**Provided records:**
○ ○ ○ ○ ○

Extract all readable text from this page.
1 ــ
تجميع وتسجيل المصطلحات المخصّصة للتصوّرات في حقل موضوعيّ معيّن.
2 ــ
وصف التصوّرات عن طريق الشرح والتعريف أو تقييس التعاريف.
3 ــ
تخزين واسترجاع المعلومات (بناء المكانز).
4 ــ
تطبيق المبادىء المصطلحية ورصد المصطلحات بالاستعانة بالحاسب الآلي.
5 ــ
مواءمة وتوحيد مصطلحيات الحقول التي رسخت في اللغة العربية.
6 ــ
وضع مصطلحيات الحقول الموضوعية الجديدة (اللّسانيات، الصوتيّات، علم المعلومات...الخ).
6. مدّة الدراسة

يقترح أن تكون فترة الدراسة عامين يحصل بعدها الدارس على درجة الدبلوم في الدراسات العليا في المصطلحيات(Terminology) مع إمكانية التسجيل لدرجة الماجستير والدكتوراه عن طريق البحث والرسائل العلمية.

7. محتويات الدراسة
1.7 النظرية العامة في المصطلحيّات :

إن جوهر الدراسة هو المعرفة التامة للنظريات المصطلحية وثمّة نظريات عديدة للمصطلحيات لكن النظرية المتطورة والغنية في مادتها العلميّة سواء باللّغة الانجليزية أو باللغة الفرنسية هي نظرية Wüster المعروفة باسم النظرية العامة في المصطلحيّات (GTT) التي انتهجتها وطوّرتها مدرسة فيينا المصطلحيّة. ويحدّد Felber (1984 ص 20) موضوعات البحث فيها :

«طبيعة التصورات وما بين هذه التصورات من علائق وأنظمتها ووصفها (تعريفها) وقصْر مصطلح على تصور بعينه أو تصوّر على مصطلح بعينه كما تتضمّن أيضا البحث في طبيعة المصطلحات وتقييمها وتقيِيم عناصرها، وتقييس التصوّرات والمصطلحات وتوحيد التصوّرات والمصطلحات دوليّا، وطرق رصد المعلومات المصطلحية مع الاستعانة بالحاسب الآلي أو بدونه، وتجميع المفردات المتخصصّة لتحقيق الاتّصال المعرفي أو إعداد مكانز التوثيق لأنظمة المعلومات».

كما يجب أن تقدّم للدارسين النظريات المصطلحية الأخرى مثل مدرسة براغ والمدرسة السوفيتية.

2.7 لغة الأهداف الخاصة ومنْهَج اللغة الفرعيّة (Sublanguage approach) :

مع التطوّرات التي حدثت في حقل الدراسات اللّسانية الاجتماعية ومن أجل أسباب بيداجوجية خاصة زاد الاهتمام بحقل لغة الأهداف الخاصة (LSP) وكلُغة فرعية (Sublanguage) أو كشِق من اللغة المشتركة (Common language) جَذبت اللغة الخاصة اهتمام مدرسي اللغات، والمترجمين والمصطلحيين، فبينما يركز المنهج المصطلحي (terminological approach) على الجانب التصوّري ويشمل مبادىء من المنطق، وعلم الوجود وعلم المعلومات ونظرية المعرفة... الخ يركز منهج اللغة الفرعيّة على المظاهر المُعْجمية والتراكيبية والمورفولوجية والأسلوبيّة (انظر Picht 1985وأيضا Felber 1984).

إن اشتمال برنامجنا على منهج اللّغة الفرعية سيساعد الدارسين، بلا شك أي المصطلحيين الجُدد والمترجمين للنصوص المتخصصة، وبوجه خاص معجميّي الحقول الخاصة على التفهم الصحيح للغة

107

○ ○ ○ ○ ○

**Written problem:** Go through the listing above and list every line that has the word "الخاصة".

**Response:**
2.7 لغة الأهداف الخاصة ومنْهَج اللغة الفرعيّة (Sublanguage approach) :
مع التطوّرات التي حدثت في حقل الدراسات اللّسانية الاجتماعية ومن أجل أسباب بيداجوجية خاصة زاد الاهتمام بحقل لغة الأهداف الخاصة (LSP) وكلُغة فرعية (Sublanguage) أو كشِق من اللغة المشتركة (Common language) جَذبت اللغة الخاصة اهتمام مدرسي اللغات، والمترجمين والمصطلحيين، فبينما يركز المنهج المصطلحي (terminological approach) على الجانب التصوّري ويشمل مبادىء من المنطق، وعلم الوجود وعلم المعلومات ونظرية المعرفة... الخ يركز منهج اللغة الفرعيّة على المظاهر المُعْجمية والتراكيبية والمورفولوجية والأسلوبيّة (انظر Picht 1985وأيضا Felber 1984).
إن اشتمال برنامجنا على منهج اللّغة الفرعية سيساعد الدارسين، بلا شك أي المصطلحيين الجُدد والمترجمين للنصوص المتخصصة، وبوجه خاص معجميّي الحقول الخاصة على التفهم الصحيح للغة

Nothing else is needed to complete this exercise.